**WHAT TO DO**
For every record here, output an exact copy.

[Figure record listings]
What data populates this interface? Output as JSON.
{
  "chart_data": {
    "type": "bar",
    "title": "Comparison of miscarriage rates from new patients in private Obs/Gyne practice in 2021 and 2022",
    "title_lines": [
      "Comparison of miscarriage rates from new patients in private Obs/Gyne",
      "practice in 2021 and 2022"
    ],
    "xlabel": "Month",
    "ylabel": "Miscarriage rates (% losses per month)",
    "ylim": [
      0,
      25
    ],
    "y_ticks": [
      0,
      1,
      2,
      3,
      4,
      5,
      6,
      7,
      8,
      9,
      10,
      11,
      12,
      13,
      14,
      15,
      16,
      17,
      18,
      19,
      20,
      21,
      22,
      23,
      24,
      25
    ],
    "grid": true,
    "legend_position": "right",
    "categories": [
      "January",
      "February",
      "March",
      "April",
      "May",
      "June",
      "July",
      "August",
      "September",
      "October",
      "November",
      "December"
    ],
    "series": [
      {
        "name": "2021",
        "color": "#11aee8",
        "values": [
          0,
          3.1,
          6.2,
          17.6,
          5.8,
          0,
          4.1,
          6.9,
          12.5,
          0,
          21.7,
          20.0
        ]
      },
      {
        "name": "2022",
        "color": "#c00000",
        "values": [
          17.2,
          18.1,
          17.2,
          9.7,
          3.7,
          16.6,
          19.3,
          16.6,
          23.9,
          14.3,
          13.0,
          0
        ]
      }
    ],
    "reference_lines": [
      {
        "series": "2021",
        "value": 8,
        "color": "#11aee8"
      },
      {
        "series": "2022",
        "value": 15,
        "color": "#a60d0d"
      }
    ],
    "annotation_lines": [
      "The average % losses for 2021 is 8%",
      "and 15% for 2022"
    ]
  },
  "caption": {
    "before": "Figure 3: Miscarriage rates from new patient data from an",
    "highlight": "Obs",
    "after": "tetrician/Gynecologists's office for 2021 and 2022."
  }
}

**WRITTEN ANSWER**
What data populates this interface? Output as JSON.
{
  "chart_data": {
    "type": "bar",
    "title": "Comparison of miscarriage rates from new patients in private Obs/Gyne practice in 2021 and 2022",
    "title_lines": [
      "Comparison of miscarriage rates from new patients in private Obs/Gyne",
      "practice in 2021 and 2022"
    ],
    "xlabel": "Month",
    "ylabel": "Miscarriage rates (% losses per month)",
    "ylim": [
      0,
      25
    ],
    "y_ticks": [
      0,
      1,
      2,
      3,
      4,
      5,
      6,
      7,
      8,
      9,
      10,
      11,
      12,
      13,
      14,
      15,
      16,
      17,
      18,
      19,
      20,
      21,
      22,
      23,
      24,
      25
    ],
    "grid": true,
    "legend_position": "right",
    "categories": [
      "January",
      "February",
      "March",
      "April",
      "May",
      "June",
      "July",
      "August",
      "September",
      "October",
      "November",
      "December"
    ],
    "series": [
      {
        "name": "2021",
        "color": "#11aee8",
        "values": [
          0,
          3.1,
          6.2,
          17.6,
          5.8,
          0,
          4.1,
          6.9,
          12.5,
          0,
          21.7,
          20.0
        ]
      },
      {
        "name": "2022",
        "color": "#c00000",
        "values": [
          17.2,
          18.1,
          17.2,
          9.7,
          3.7,
          16.6,
          19.3,
          16.6,
          23.9,
          14.3,
          13.0,
          0
        ]
      }
    ],
    "reference_lines": [
      {
        "series": "2021",
        "value": 8,
        "color": "#11aee8"
      },
      {
        "series": "2022",
        "value": 15,
        "color": "#a60d0d"
      }
    ],
    "annotation_lines": [
      "The average % losses for 2021 is 8%",
      "and 15% for 2022"
    ]
  },
  "caption": {
    "before": "Figure 3: Miscarriage rates from new patient data from an",
    "highlight": "Obs",
    "after": "tetrician/Gynecologists's office for 2021 and 2022."
  }
}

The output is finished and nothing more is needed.